» **Written problem**
Omit every picture and return the rest of the data unaltered.

──────── Material provided

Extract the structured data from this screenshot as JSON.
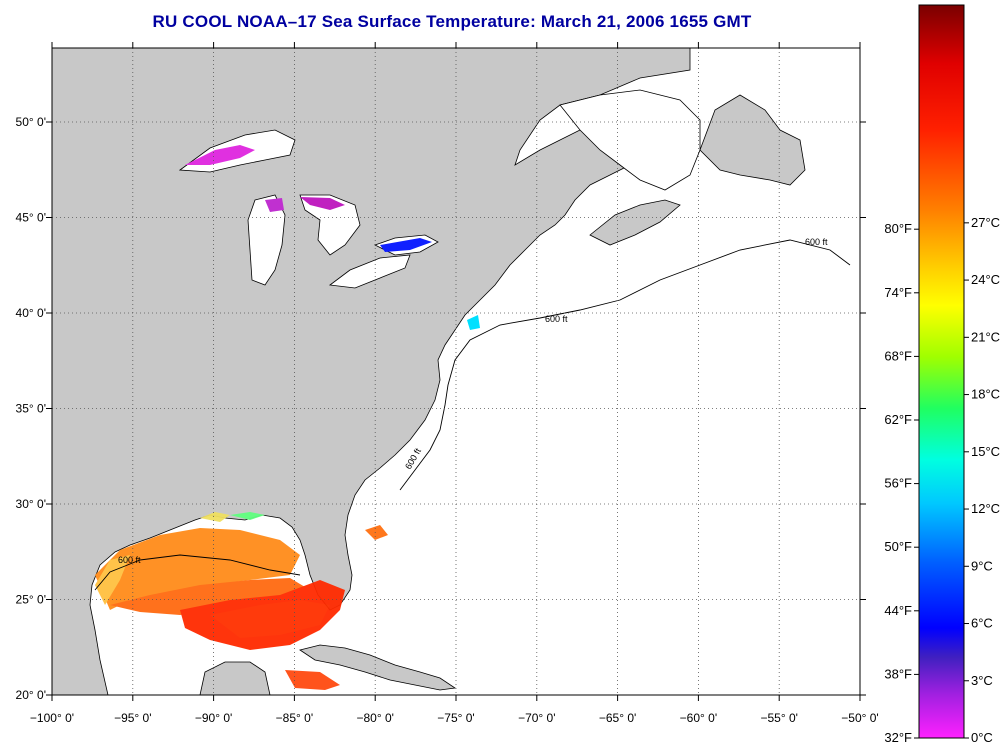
{
  "title": "RU COOL  NOAA–17  Sea Surface Temperature:  March 21, 2006 1655 GMT",
  "map": {
    "lon_labels": [
      "−100° 0'",
      "−95° 0'",
      "−90° 0'",
      "−85° 0'",
      "−80° 0'",
      "−75° 0'",
      "−70° 0'",
      "−65° 0'",
      "−60° 0'",
      "−55° 0'",
      "−50° 0'"
    ],
    "lat_labels": [
      "50° 0'",
      "45° 0'",
      "40° 0'",
      "35° 0'",
      "30° 0'",
      "25° 0'",
      "20° 0'"
    ],
    "contour_label": "600 ft",
    "land_color": "#c8c8c8",
    "ocean_color": "#ffffff"
  },
  "colorbar": {
    "fahrenheit_labels": [
      "80°F",
      "74°F",
      "68°F",
      "62°F",
      "56°F",
      "50°F",
      "44°F",
      "38°F",
      "32°F"
    ],
    "celsius_labels": [
      "27°C",
      "24°C",
      "21°C",
      "18°C",
      "15°C",
      "12°C",
      "9°C",
      "6°C",
      "3°C",
      "0°C"
    ],
    "colors_top_to_bottom": [
      "#8b0000",
      "#ff0000",
      "#ff8000",
      "#ffff00",
      "#00ff80",
      "#00ffff",
      "#0040ff",
      "#0000ff",
      "#8000c0",
      "#ff00ff"
    ]
  }
}
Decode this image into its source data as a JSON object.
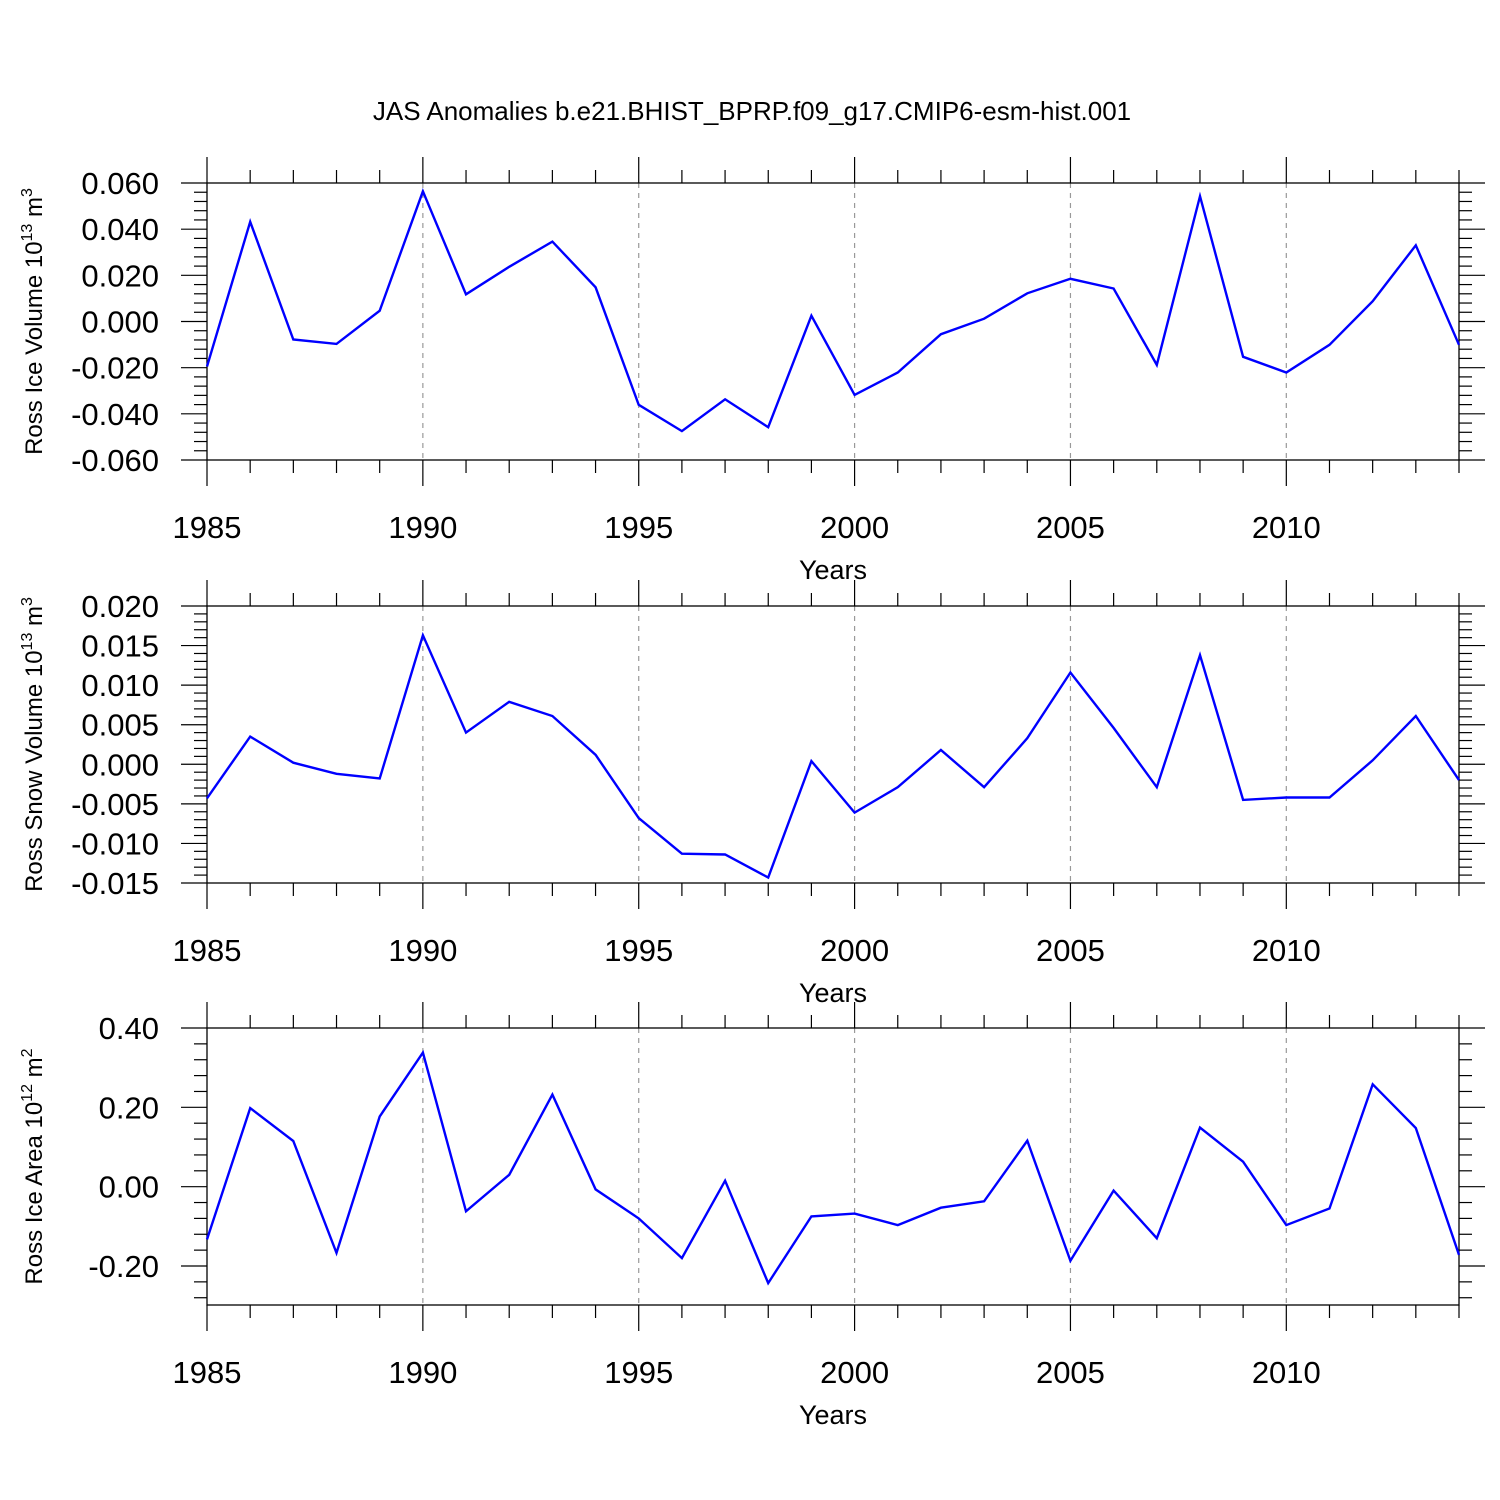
{
  "title": "JAS Anomalies b.e21.BHIST_BPRP.f09_g17.CMIP6-esm-hist.001",
  "chart_data": [
    {
      "type": "line",
      "ylabel_text": "Ross Ice Volume 10",
      "ylabel_exp": "13",
      "ylabel_unit": " m",
      "ylabel_unit_exp": "3",
      "xlabel": "Years",
      "xlim": [
        1985,
        2014
      ],
      "ylim": [
        -0.06,
        0.06
      ],
      "yticks": [
        -0.06,
        -0.04,
        -0.02,
        0.0,
        0.02,
        0.04,
        0.06
      ],
      "ytick_labels": [
        "-0.060",
        "-0.040",
        "-0.020",
        "0.000",
        "0.020",
        "0.040",
        "0.060"
      ],
      "xticks": [
        1985,
        1990,
        1995,
        2000,
        2005,
        2010
      ],
      "xtick_labels": [
        "1985",
        "1990",
        "1995",
        "2000",
        "2005",
        "2010"
      ],
      "grid": "vertical dashed at major x ticks",
      "line_color": "#0000ff",
      "x": [
        1985,
        1986,
        1987,
        1988,
        1989,
        1990,
        1991,
        1992,
        1993,
        1994,
        1995,
        1996,
        1997,
        1998,
        1999,
        2000,
        2001,
        2002,
        2003,
        2004,
        2005,
        2006,
        2007,
        2008,
        2009,
        2010,
        2011,
        2012,
        2013,
        2014
      ],
      "y": [
        -0.0195,
        0.0432,
        -0.0078,
        -0.0097,
        0.0047,
        0.0564,
        0.0118,
        0.0237,
        0.0346,
        0.0148,
        -0.0361,
        -0.0475,
        -0.0337,
        -0.0458,
        0.0025,
        -0.0318,
        -0.0221,
        -0.0055,
        0.0012,
        0.0122,
        0.0185,
        0.0143,
        -0.0188,
        0.0543,
        -0.0153,
        -0.0221,
        -0.0101,
        0.0088,
        0.033,
        -0.0101
      ]
    },
    {
      "type": "line",
      "ylabel_text": "Ross Snow Volume 10",
      "ylabel_exp": "13",
      "ylabel_unit": " m",
      "ylabel_unit_exp": "3",
      "xlabel": "Years",
      "xlim": [
        1985,
        2014
      ],
      "ylim": [
        -0.015,
        0.02
      ],
      "yticks": [
        -0.015,
        -0.01,
        -0.005,
        0.0,
        0.005,
        0.01,
        0.015,
        0.02
      ],
      "ytick_labels": [
        "-0.015",
        "-0.010",
        "-0.005",
        "0.000",
        "0.005",
        "0.010",
        "0.015",
        "0.020"
      ],
      "xticks": [
        1985,
        1990,
        1995,
        2000,
        2005,
        2010
      ],
      "xtick_labels": [
        "1985",
        "1990",
        "1995",
        "2000",
        "2005",
        "2010"
      ],
      "grid": "vertical dashed at major x ticks",
      "line_color": "#0000ff",
      "x": [
        1985,
        1986,
        1987,
        1988,
        1989,
        1990,
        1991,
        1992,
        1993,
        1994,
        1995,
        1996,
        1997,
        1998,
        1999,
        2000,
        2001,
        2002,
        2003,
        2004,
        2005,
        2006,
        2007,
        2008,
        2009,
        2010,
        2011,
        2012,
        2013,
        2014
      ],
      "y": [
        -0.0043,
        0.0035,
        0.0002,
        -0.0012,
        -0.0018,
        0.0163,
        0.004,
        0.0079,
        0.0061,
        0.0012,
        -0.0068,
        -0.0113,
        -0.0114,
        -0.0143,
        0.0004,
        -0.0061,
        -0.0029,
        0.0018,
        -0.0029,
        0.0033,
        0.0116,
        0.0046,
        -0.0029,
        0.0138,
        -0.0045,
        -0.0042,
        -0.0042,
        0.0005,
        0.0061,
        -0.002
      ]
    },
    {
      "type": "line",
      "ylabel_text": "Ross Ice Area 10",
      "ylabel_exp": "12",
      "ylabel_unit": " m",
      "ylabel_unit_exp": "2",
      "xlabel": "Years",
      "xlim": [
        1985,
        2014
      ],
      "ylim": [
        -0.3,
        0.4
      ],
      "yticks": [
        -0.2,
        0.0,
        0.2,
        0.4
      ],
      "ytick_labels": [
        "-0.20",
        "0.00",
        "0.20",
        "0.40"
      ],
      "xticks": [
        1985,
        1990,
        1995,
        2000,
        2005,
        2010
      ],
      "xtick_labels": [
        "1985",
        "1990",
        "1995",
        "2000",
        "2005",
        "2010"
      ],
      "grid": "vertical dashed at major x ticks",
      "line_color": "#0000ff",
      "x": [
        1985,
        1986,
        1987,
        1988,
        1989,
        1990,
        1991,
        1992,
        1993,
        1994,
        1995,
        1996,
        1997,
        1998,
        1999,
        2000,
        2001,
        2002,
        2003,
        2004,
        2005,
        2006,
        2007,
        2008,
        2009,
        2010,
        2011,
        2012,
        2013,
        2014
      ],
      "y": [
        -0.133,
        0.198,
        0.115,
        -0.167,
        0.177,
        0.338,
        -0.062,
        0.03,
        0.232,
        -0.007,
        -0.08,
        -0.18,
        0.015,
        -0.243,
        -0.075,
        -0.068,
        -0.097,
        -0.053,
        -0.037,
        0.116,
        -0.187,
        -0.01,
        -0.13,
        0.149,
        0.063,
        -0.097,
        -0.055,
        0.258,
        0.148,
        -0.172
      ]
    }
  ]
}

────────────────

» **Exercise answer**
Extract the structured data from this screenshot as JSON.
{
  "title": "RU COOL  NOAA–17  Sea Surface Temperature:  March 21, 2006 1655 GMT",
  "map": {
    "lon_labels": [
      "−100° 0'",
      "−95° 0'",
      "−90° 0'",
      "−85° 0'",
      "−80° 0'",
      "−75° 0'",
      "−70° 0'",
      "−65° 0'",
      "−60° 0'",
      "−55° 0'",
      "−50° 0'"
    ],
    "lat_labels": [
      "50° 0'",
      "45° 0'",
      "40° 0'",
      "35° 0'",
      "30° 0'",
      "25° 0'",
      "20° 0'"
    ],
    "contour_label": "600 ft",
    "land_color": "#c8c8c8",
    "ocean_color": "#ffffff"
  },
  "colorbar": {
    "fahrenheit_labels": [
      "80°F",
      "74°F",
      "68°F",
      "62°F",
      "56°F",
      "50°F",
      "44°F",
      "38°F",
      "32°F"
    ],
    "celsius_labels": [
      "27°C",
      "24°C",
      "21°C",
      "18°C",
      "15°C",
      "12°C",
      "9°C",
      "6°C",
      "3°C",
      "0°C"
    ],
    "colors_top_to_bottom": [
      "#8b0000",
      "#ff0000",
      "#ff8000",
      "#ffff00",
      "#00ff80",
      "#00ffff",
      "#0040ff",
      "#0000ff",
      "#8000c0",
      "#ff00ff"
    ]
  }
}
Decode this image into its source data as a JSON object.
{
  "title": "JAS Anomalies b.e21.BHIST_BPRP.f09_g17.CMIP6-esm-hist.001",
  "chart_data": [
    {
      "type": "line",
      "ylabel_text": "Ross Ice Volume 10",
      "ylabel_exp": "13",
      "ylabel_unit": " m",
      "ylabel_unit_exp": "3",
      "xlabel": "Years",
      "xlim": [
        1985,
        2014
      ],
      "ylim": [
        -0.06,
        0.06
      ],
      "yticks": [
        -0.06,
        -0.04,
        -0.02,
        0.0,
        0.02,
        0.04,
        0.06
      ],
      "ytick_labels": [
        "-0.060",
        "-0.040",
        "-0.020",
        "0.000",
        "0.020",
        "0.040",
        "0.060"
      ],
      "xticks": [
        1985,
        1990,
        1995,
        2000,
        2005,
        2010
      ],
      "xtick_labels": [
        "1985",
        "1990",
        "1995",
        "2000",
        "2005",
        "2010"
      ],
      "grid": "vertical dashed at major x ticks",
      "line_color": "#0000ff",
      "x": [
        1985,
        1986,
        1987,
        1988,
        1989,
        1990,
        1991,
        1992,
        1993,
        1994,
        1995,
        1996,
        1997,
        1998,
        1999,
        2000,
        2001,
        2002,
        2003,
        2004,
        2005,
        2006,
        2007,
        2008,
        2009,
        2010,
        2011,
        2012,
        2013,
        2014
      ],
      "y": [
        -0.0195,
        0.0432,
        -0.0078,
        -0.0097,
        0.0047,
        0.0564,
        0.0118,
        0.0237,
        0.0346,
        0.0148,
        -0.0361,
        -0.0475,
        -0.0337,
        -0.0458,
        0.0025,
        -0.0318,
        -0.0221,
        -0.0055,
        0.0012,
        0.0122,
        0.0185,
        0.0143,
        -0.0188,
        0.0543,
        -0.0153,
        -0.0221,
        -0.0101,
        0.0088,
        0.033,
        -0.0101
      ]
    },
    {
      "type": "line",
      "ylabel_text": "Ross Snow Volume 10",
      "ylabel_exp": "13",
      "ylabel_unit": " m",
      "ylabel_unit_exp": "3",
      "xlabel": "Years",
      "xlim": [
        1985,
        2014
      ],
      "ylim": [
        -0.015,
        0.02
      ],
      "yticks": [
        -0.015,
        -0.01,
        -0.005,
        0.0,
        0.005,
        0.01,
        0.015,
        0.02
      ],
      "ytick_labels": [
        "-0.015",
        "-0.010",
        "-0.005",
        "0.000",
        "0.005",
        "0.010",
        "0.015",
        "0.020"
      ],
      "xticks": [
        1985,
        1990,
        1995,
        2000,
        2005,
        2010
      ],
      "xtick_labels": [
        "1985",
        "1990",
        "1995",
        "2000",
        "2005",
        "2010"
      ],
      "grid": "vertical dashed at major x ticks",
      "line_color": "#0000ff",
      "x": [
        1985,
        1986,
        1987,
        1988,
        1989,
        1990,
        1991,
        1992,
        1993,
        1994,
        1995,
        1996,
        1997,
        1998,
        1999,
        2000,
        2001,
        2002,
        2003,
        2004,
        2005,
        2006,
        2007,
        2008,
        2009,
        2010,
        2011,
        2012,
        2013,
        2014
      ],
      "y": [
        -0.0043,
        0.0035,
        0.0002,
        -0.0012,
        -0.0018,
        0.0163,
        0.004,
        0.0079,
        0.0061,
        0.0012,
        -0.0068,
        -0.0113,
        -0.0114,
        -0.0143,
        0.0004,
        -0.0061,
        -0.0029,
        0.0018,
        -0.0029,
        0.0033,
        0.0116,
        0.0046,
        -0.0029,
        0.0138,
        -0.0045,
        -0.0042,
        -0.0042,
        0.0005,
        0.0061,
        -0.002
      ]
    },
    {
      "type": "line",
      "ylabel_text": "Ross Ice Area 10",
      "ylabel_exp": "12",
      "ylabel_unit": " m",
      "ylabel_unit_exp": "2",
      "xlabel": "Years",
      "xlim": [
        1985,
        2014
      ],
      "ylim": [
        -0.3,
        0.4
      ],
      "yticks": [
        -0.2,
        0.0,
        0.2,
        0.4
      ],
      "ytick_labels": [
        "-0.20",
        "0.00",
        "0.20",
        "0.40"
      ],
      "xticks": [
        1985,
        1990,
        1995,
        2000,
        2005,
        2010
      ],
      "xtick_labels": [
        "1985",
        "1990",
        "1995",
        "2000",
        "2005",
        "2010"
      ],
      "grid": "vertical dashed at major x ticks",
      "line_color": "#0000ff",
      "x": [
        1985,
        1986,
        1987,
        1988,
        1989,
        1990,
        1991,
        1992,
        1993,
        1994,
        1995,
        1996,
        1997,
        1998,
        1999,
        2000,
        2001,
        2002,
        2003,
        2004,
        2005,
        2006,
        2007,
        2008,
        2009,
        2010,
        2011,
        2012,
        2013,
        2014
      ],
      "y": [
        -0.133,
        0.198,
        0.115,
        -0.167,
        0.177,
        0.338,
        -0.062,
        0.03,
        0.232,
        -0.007,
        -0.08,
        -0.18,
        0.015,
        -0.243,
        -0.075,
        -0.068,
        -0.097,
        -0.053,
        -0.037,
        0.116,
        -0.187,
        -0.01,
        -0.13,
        0.149,
        0.063,
        -0.097,
        -0.055,
        0.258,
        0.148,
        -0.172
      ]
    }
  ]
}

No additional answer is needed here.